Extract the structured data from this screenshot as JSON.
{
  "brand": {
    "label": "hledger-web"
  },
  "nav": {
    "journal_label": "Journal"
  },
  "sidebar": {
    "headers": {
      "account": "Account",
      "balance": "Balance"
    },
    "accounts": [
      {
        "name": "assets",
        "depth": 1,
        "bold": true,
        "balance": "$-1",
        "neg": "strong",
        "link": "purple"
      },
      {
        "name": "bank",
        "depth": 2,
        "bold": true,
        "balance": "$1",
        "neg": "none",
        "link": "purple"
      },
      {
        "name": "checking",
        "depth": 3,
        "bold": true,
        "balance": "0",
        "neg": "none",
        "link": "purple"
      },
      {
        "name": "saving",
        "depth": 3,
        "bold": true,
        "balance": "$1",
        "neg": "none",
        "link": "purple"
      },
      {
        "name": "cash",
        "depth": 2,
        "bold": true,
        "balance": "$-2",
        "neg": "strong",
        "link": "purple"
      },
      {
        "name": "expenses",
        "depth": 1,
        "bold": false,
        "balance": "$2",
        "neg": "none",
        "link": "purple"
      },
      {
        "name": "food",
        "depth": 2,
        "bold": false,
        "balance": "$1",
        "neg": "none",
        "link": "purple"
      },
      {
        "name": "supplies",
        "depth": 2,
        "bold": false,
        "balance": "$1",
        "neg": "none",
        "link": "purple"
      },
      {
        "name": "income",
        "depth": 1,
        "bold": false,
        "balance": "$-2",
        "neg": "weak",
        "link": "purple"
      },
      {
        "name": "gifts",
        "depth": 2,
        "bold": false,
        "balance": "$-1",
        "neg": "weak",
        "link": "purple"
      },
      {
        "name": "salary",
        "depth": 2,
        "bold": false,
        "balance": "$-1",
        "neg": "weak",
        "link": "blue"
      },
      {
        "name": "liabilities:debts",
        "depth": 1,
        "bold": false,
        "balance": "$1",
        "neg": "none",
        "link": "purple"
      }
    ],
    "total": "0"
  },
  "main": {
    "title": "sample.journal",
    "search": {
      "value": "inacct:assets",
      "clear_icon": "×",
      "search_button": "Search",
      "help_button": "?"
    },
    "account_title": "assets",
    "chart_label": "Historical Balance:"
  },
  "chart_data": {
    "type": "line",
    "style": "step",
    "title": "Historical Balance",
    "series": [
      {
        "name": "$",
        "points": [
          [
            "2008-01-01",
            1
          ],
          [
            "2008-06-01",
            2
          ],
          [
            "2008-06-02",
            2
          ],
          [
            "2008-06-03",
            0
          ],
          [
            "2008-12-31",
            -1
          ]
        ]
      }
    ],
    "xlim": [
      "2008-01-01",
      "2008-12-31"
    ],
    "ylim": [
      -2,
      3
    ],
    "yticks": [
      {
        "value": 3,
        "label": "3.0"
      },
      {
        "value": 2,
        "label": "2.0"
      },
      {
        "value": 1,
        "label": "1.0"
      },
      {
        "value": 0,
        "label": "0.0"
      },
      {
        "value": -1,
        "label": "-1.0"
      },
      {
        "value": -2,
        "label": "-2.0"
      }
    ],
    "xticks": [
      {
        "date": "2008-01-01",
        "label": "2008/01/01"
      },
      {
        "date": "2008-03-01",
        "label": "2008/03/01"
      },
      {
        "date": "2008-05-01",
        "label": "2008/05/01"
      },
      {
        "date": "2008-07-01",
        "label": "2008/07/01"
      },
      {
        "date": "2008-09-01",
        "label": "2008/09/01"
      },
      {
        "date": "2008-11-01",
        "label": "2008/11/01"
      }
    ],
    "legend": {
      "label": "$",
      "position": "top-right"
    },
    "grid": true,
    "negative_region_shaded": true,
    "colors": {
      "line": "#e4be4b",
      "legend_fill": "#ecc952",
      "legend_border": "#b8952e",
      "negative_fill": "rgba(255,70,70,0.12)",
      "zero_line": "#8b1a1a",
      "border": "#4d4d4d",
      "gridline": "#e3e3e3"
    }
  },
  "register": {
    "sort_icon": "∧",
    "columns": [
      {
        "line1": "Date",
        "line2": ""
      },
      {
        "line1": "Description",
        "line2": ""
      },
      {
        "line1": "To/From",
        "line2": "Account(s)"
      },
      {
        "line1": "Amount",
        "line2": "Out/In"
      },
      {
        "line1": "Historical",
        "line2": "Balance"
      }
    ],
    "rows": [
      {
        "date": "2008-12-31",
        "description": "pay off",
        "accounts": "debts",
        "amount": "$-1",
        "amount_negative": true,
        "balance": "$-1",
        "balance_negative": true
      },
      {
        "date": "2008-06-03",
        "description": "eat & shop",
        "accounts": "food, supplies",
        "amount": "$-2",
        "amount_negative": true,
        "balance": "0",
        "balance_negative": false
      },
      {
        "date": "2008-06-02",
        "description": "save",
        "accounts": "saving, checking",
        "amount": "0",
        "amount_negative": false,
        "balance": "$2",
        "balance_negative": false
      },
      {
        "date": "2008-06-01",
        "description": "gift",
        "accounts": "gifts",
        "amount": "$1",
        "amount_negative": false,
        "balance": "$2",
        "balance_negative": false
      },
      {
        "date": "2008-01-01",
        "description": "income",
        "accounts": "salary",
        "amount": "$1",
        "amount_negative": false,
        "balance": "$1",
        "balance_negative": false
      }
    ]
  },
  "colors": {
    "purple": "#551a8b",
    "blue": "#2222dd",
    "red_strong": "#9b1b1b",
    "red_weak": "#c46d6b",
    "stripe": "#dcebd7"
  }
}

*-*-*

> **TASK**
Send back all of the entries exactly, with nothing missing.

> **TASK RESULT**
Extract the structured data from this screenshot as JSON.
{
  "brand": {
    "label": "hledger-web"
  },
  "nav": {
    "journal_label": "Journal"
  },
  "sidebar": {
    "headers": {
      "account": "Account",
      "balance": "Balance"
    },
    "accounts": [
      {
        "name": "assets",
        "depth": 1,
        "bold": true,
        "balance": "$-1",
        "neg": "strong",
        "link": "purple"
      },
      {
        "name": "bank",
        "depth": 2,
        "bold": true,
        "balance": "$1",
        "neg": "none",
        "link": "purple"
      },
      {
        "name": "checking",
        "depth": 3,
        "bold": true,
        "balance": "0",
        "neg": "none",
        "link": "purple"
      },
      {
        "name": "saving",
        "depth": 3,
        "bold": true,
        "balance": "$1",
        "neg": "none",
        "link": "purple"
      },
      {
        "name": "cash",
        "depth": 2,
        "bold": true,
        "balance": "$-2",
        "neg": "strong",
        "link": "purple"
      },
      {
        "name": "expenses",
        "depth": 1,
        "bold": false,
        "balance": "$2",
        "neg": "none",
        "link": "purple"
      },
      {
        "name": "food",
        "depth": 2,
        "bold": false,
        "balance": "$1",
        "neg": "none",
        "link": "purple"
      },
      {
        "name": "supplies",
        "depth": 2,
        "bold": false,
        "balance": "$1",
        "neg": "none",
        "link": "purple"
      },
      {
        "name": "income",
        "depth": 1,
        "bold": false,
        "balance": "$-2",
        "neg": "weak",
        "link": "purple"
      },
      {
        "name": "gifts",
        "depth": 2,
        "bold": false,
        "balance": "$-1",
        "neg": "weak",
        "link": "purple"
      },
      {
        "name": "salary",
        "depth": 2,
        "bold": false,
        "balance": "$-1",
        "neg": "weak",
        "link": "blue"
      },
      {
        "name": "liabilities:debts",
        "depth": 1,
        "bold": false,
        "balance": "$1",
        "neg": "none",
        "link": "purple"
      }
    ],
    "total": "0"
  },
  "main": {
    "title": "sample.journal",
    "search": {
      "value": "inacct:assets",
      "clear_icon": "×",
      "search_button": "Search",
      "help_button": "?"
    },
    "account_title": "assets",
    "chart_label": "Historical Balance:"
  },
  "chart_data": {
    "type": "line",
    "style": "step",
    "title": "Historical Balance",
    "series": [
      {
        "name": "$",
        "points": [
          [
            "2008-01-01",
            1
          ],
          [
            "2008-06-01",
            2
          ],
          [
            "2008-06-02",
            2
          ],
          [
            "2008-06-03",
            0
          ],
          [
            "2008-12-31",
            -1
          ]
        ]
      }
    ],
    "xlim": [
      "2008-01-01",
      "2008-12-31"
    ],
    "ylim": [
      -2,
      3
    ],
    "yticks": [
      {
        "value": 3,
        "label": "3.0"
      },
      {
        "value": 2,
        "label": "2.0"
      },
      {
        "value": 1,
        "label": "1.0"
      },
      {
        "value": 0,
        "label": "0.0"
      },
      {
        "value": -1,
        "label": "-1.0"
      },
      {
        "value": -2,
        "label": "-2.0"
      }
    ],
    "xticks": [
      {
        "date": "2008-01-01",
        "label": "2008/01/01"
      },
      {
        "date": "2008-03-01",
        "label": "2008/03/01"
      },
      {
        "date": "2008-05-01",
        "label": "2008/05/01"
      },
      {
        "date": "2008-07-01",
        "label": "2008/07/01"
      },
      {
        "date": "2008-09-01",
        "label": "2008/09/01"
      },
      {
        "date": "2008-11-01",
        "label": "2008/11/01"
      }
    ],
    "legend": {
      "label": "$",
      "position": "top-right"
    },
    "grid": true,
    "negative_region_shaded": true,
    "colors": {
      "line": "#e4be4b",
      "legend_fill": "#ecc952",
      "legend_border": "#b8952e",
      "negative_fill": "rgba(255,70,70,0.12)",
      "zero_line": "#8b1a1a",
      "border": "#4d4d4d",
      "gridline": "#e3e3e3"
    }
  },
  "register": {
    "sort_icon": "∧",
    "columns": [
      {
        "line1": "Date",
        "line2": ""
      },
      {
        "line1": "Description",
        "line2": ""
      },
      {
        "line1": "To/From",
        "line2": "Account(s)"
      },
      {
        "line1": "Amount",
        "line2": "Out/In"
      },
      {
        "line1": "Historical",
        "line2": "Balance"
      }
    ],
    "rows": [
      {
        "date": "2008-12-31",
        "description": "pay off",
        "accounts": "debts",
        "amount": "$-1",
        "amount_negative": true,
        "balance": "$-1",
        "balance_negative": true
      },
      {
        "date": "2008-06-03",
        "description": "eat & shop",
        "accounts": "food, supplies",
        "amount": "$-2",
        "amount_negative": true,
        "balance": "0",
        "balance_negative": false
      },
      {
        "date": "2008-06-02",
        "description": "save",
        "accounts": "saving, checking",
        "amount": "0",
        "amount_negative": false,
        "balance": "$2",
        "balance_negative": false
      },
      {
        "date": "2008-06-01",
        "description": "gift",
        "accounts": "gifts",
        "amount": "$1",
        "amount_negative": false,
        "balance": "$2",
        "balance_negative": false
      },
      {
        "date": "2008-01-01",
        "description": "income",
        "accounts": "salary",
        "amount": "$1",
        "amount_negative": false,
        "balance": "$1",
        "balance_negative": false
      }
    ]
  },
  "colors": {
    "purple": "#551a8b",
    "blue": "#2222dd",
    "red_strong": "#9b1b1b",
    "red_weak": "#c46d6b",
    "stripe": "#dcebd7"
  }
}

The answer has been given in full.